▶ _Listed records_:
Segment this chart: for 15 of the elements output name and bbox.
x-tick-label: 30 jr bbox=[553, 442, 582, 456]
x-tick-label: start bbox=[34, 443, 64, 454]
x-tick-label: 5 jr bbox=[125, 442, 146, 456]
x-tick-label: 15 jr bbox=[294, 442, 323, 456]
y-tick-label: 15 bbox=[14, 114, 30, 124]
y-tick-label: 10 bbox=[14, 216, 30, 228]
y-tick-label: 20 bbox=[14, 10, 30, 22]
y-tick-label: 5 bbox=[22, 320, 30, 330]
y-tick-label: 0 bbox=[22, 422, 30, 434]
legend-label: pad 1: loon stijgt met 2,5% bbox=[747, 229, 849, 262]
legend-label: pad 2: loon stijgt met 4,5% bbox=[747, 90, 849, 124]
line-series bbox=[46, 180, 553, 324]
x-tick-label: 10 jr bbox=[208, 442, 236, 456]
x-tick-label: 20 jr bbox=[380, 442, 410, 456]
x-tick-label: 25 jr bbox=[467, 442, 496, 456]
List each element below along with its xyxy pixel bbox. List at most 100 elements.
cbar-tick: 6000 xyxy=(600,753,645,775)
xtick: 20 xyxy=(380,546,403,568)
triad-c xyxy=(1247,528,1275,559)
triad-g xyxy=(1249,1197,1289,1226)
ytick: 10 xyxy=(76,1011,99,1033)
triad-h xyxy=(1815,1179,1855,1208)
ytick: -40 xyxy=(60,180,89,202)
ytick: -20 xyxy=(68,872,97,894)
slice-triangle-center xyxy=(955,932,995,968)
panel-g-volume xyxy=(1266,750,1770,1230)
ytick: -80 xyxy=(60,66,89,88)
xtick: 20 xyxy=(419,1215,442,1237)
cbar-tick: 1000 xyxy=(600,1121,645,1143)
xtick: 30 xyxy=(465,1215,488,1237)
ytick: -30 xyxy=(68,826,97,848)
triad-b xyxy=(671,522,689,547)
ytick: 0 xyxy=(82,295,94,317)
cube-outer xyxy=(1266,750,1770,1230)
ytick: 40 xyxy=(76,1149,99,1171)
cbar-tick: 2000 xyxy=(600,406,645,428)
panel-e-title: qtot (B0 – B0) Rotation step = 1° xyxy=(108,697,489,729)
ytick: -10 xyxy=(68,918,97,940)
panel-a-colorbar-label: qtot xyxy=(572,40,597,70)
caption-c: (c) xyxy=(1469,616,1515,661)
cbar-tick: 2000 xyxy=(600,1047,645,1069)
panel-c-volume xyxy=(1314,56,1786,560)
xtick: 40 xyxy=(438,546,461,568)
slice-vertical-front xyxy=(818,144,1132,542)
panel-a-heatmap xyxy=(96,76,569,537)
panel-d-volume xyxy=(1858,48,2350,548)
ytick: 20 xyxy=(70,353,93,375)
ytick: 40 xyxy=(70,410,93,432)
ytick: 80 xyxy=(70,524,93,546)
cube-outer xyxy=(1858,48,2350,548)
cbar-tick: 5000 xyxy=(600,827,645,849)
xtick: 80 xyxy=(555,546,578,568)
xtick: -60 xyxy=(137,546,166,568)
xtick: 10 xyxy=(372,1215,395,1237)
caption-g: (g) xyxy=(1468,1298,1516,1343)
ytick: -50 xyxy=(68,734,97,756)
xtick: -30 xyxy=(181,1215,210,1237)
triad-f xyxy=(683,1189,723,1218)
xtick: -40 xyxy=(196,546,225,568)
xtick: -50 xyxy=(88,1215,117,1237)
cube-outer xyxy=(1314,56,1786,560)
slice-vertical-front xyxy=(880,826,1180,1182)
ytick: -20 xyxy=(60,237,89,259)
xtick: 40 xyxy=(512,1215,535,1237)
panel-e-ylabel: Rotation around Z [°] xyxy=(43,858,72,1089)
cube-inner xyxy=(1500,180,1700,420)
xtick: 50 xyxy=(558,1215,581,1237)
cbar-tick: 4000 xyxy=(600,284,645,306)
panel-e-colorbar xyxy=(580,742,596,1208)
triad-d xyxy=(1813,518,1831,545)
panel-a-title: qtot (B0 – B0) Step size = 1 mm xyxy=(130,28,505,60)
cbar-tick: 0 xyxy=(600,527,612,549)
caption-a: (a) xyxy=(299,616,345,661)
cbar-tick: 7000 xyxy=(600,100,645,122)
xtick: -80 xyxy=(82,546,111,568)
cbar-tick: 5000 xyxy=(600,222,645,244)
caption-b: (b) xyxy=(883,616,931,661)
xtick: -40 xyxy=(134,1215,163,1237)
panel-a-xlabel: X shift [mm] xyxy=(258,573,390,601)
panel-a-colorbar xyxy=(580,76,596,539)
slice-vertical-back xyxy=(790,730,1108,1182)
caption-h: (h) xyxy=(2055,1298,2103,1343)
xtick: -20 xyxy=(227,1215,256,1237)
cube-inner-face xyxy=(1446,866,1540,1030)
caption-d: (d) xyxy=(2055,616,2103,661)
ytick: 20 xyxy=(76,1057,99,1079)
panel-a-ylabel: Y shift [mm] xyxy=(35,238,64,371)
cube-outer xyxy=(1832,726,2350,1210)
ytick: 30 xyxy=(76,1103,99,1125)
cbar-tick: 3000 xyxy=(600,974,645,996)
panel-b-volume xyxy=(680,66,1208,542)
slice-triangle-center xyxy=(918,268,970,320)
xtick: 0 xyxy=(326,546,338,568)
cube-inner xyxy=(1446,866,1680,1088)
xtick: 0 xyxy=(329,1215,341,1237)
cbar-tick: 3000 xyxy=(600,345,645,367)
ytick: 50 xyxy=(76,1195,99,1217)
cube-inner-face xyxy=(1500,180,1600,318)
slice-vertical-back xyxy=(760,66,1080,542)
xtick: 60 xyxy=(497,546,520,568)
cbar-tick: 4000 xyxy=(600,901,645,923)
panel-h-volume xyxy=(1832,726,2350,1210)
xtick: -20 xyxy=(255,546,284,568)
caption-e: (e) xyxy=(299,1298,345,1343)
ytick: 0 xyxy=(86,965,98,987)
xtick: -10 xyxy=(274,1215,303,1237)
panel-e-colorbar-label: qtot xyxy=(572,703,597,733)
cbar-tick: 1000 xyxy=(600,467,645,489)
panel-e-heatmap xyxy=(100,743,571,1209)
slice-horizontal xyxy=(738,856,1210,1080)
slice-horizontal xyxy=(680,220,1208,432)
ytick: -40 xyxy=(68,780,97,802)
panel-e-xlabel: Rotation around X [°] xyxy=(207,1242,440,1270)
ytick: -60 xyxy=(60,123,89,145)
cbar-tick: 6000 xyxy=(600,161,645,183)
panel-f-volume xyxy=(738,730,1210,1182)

▶ _What to produce_:
Copy the rows character for character, from the first line of the rows through the line containing "y-tick-label: 5 bbox=[22, 320, 30, 330]", including both of those lines.

▶ _Output of the task_:
Segment this chart: for 15 of the elements output name and bbox.
x-tick-label: 30 jr bbox=[553, 442, 582, 456]
x-tick-label: start bbox=[34, 443, 64, 454]
x-tick-label: 5 jr bbox=[125, 442, 146, 456]
x-tick-label: 15 jr bbox=[294, 442, 323, 456]
y-tick-label: 15 bbox=[14, 114, 30, 124]
y-tick-label: 10 bbox=[14, 216, 30, 228]
y-tick-label: 20 bbox=[14, 10, 30, 22]
y-tick-label: 5 bbox=[22, 320, 30, 330]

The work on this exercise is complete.